**GIVEN TASK**
Write the records below out in full, character for character, with no pictures.

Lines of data
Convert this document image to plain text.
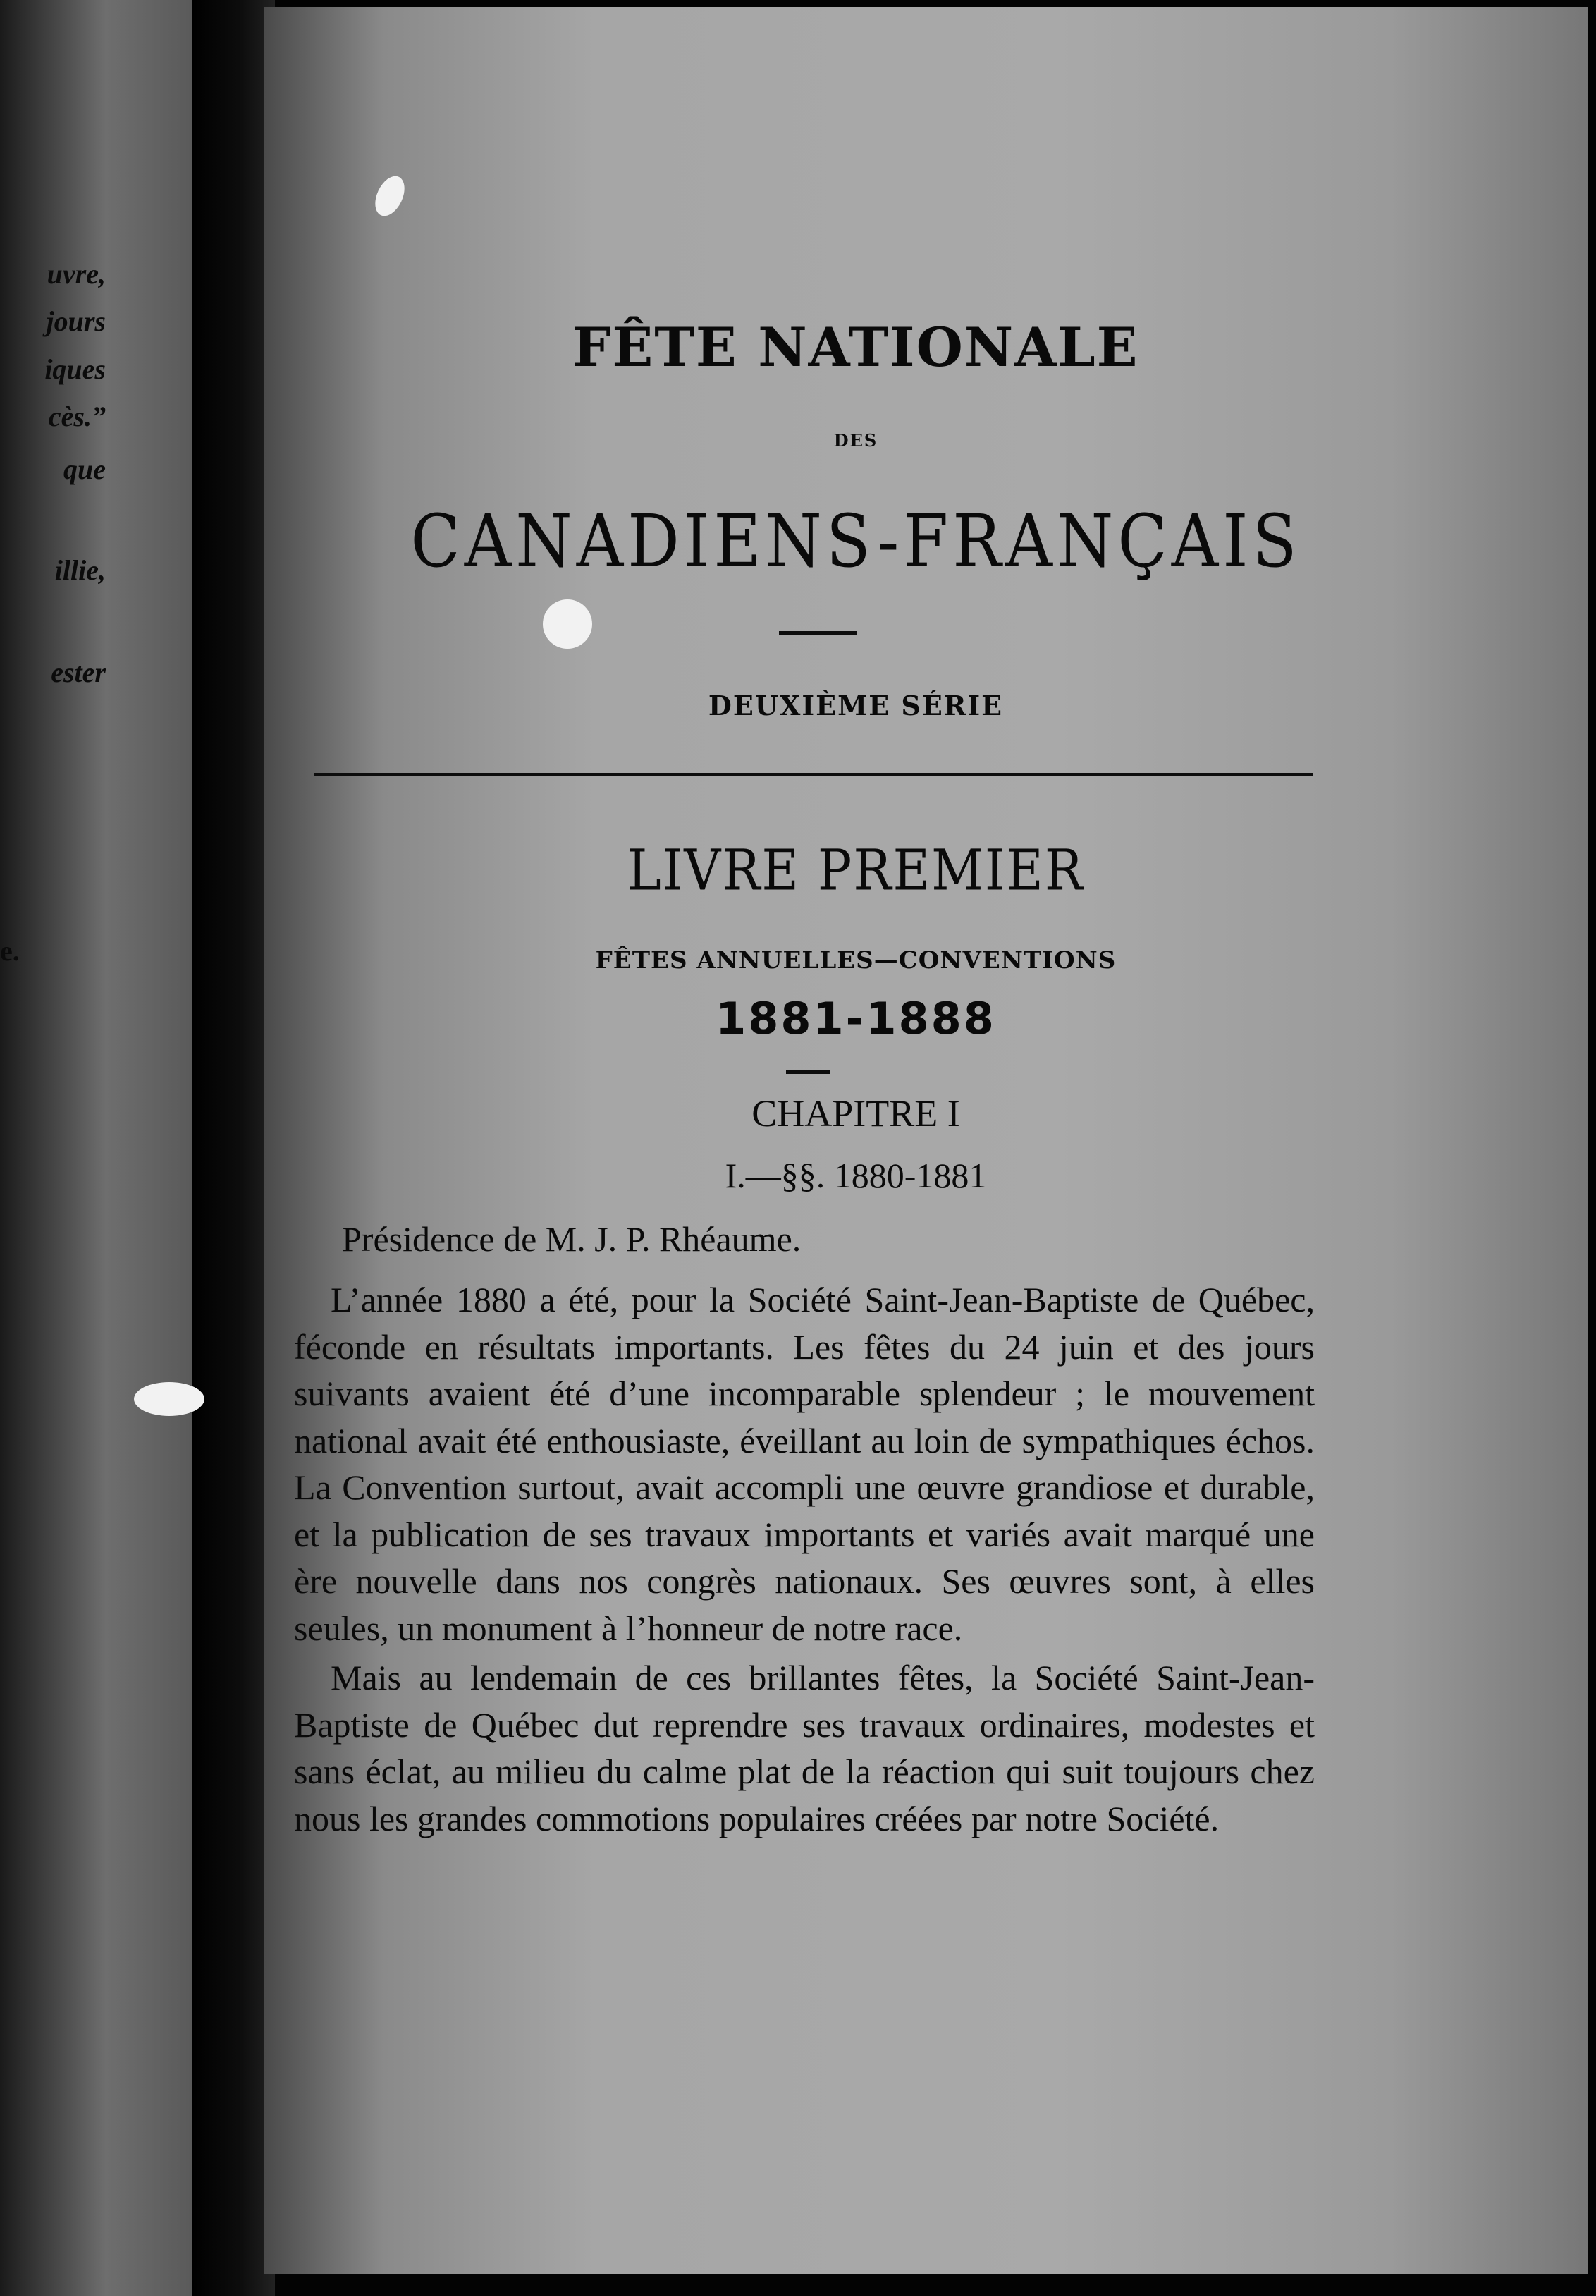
uvre,
jours
iques
cès.”
que
illie,
ester
e.
FÊTE NATIONALE
DES
CANADIENS-FRANÇAIS
DEUXIÈME SÉRIE
LIVRE PREMIER
FÊTES ANNUELLES—CONVENTIONS
1881-1888
CHAPITRE I
I.—§§. 1880-1881
Présidence de M. J. P. Rhéaume.

L’année 1880 a été, pour la Société Saint-Jean-Baptiste de Québec, féconde en résultats importants. Les fêtes du 24 juin et des jours suivants avaient été d’une incomparable splendeur ; le mouvement national avait été enthousiaste, éveillant au loin de sympathiques échos. La Convention surtout, avait accompli une œuvre grandiose et durable, et la publication de ses travaux importants et variés avait marqué une ère nouvelle dans nos congrès nationaux. Ses œuvres sont, à elles seules, un monument à l’honneur de notre race.

Mais au lendemain de ces brillantes fêtes, la Société Saint-Jean-Baptiste de Québec dut reprendre ses travaux ordinaires, modestes et sans éclat, au milieu du calme plat de la réaction qui suit toujours chez nous les grandes commotions populaires créées par notre Société.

**RESPONSE**
Convert this document image to plain text.
uvre,
jours
iques
cès.”
que
illie,
ester
e.
FÊTE NATIONALE
DES
CANADIENS-FRANÇAIS
DEUXIÈME SÉRIE
LIVRE PREMIER
FÊTES ANNUELLES—CONVENTIONS
1881-1888
CHAPITRE I
I.—§§. 1880-1881
Présidence de M. J. P. Rhéaume.

L’année 1880 a été, pour la Société Saint-Jean-Baptiste de Québec, féconde en résultats importants. Les fêtes du 24 juin et des jours suivants avaient été d’une incomparable splendeur ; le mouvement national avait été enthousiaste, éveillant au loin de sympathiques échos. La Convention surtout, avait accompli une œuvre grandiose et durable, et la publication de ses travaux importants et variés avait marqué une ère nouvelle dans nos congrès nationaux. Ses œuvres sont, à elles seules, un monument à l’honneur de notre race.

Mais au lendemain de ces brillantes fêtes, la Société Saint-Jean-Baptiste de Québec dut reprendre ses travaux ordinaires, modestes et sans éclat, au milieu du calme plat de la réaction qui suit toujours chez nous les grandes commotions populaires créées par notre Société.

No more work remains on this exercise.